RECORDS TO PROCESS:
╔══

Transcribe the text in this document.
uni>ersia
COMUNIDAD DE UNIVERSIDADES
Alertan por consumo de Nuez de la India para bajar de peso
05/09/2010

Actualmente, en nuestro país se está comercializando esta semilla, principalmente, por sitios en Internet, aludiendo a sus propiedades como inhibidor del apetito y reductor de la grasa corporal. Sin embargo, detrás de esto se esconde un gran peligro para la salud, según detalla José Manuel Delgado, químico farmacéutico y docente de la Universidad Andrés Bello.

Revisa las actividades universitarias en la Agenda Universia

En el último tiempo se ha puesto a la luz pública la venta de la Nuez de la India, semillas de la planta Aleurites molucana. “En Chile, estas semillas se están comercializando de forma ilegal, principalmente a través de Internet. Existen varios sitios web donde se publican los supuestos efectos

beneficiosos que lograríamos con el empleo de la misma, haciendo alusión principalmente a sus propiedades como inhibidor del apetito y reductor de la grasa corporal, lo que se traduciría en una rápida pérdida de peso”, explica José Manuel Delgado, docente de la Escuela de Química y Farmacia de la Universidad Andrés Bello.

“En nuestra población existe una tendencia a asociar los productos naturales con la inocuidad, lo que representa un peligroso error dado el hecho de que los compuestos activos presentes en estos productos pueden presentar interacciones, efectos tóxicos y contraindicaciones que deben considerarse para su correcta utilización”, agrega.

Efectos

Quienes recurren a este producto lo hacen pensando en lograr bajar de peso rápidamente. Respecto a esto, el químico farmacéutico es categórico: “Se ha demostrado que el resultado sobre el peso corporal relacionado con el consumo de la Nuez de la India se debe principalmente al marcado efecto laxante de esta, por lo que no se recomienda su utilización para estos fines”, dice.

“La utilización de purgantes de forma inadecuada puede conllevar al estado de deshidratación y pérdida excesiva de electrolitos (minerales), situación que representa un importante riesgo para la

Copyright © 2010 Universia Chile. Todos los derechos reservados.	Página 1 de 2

╚══

WORK TO DO: Review the preceding data and report every line that includes the string "Universia".

RESPONSE FOR THIS EXERCISE:
Revisa las actividades universitarias en la Agenda Universia
Copyright © 2010 Universia Chile. Todos los derechos reservados.	Página 1 de 2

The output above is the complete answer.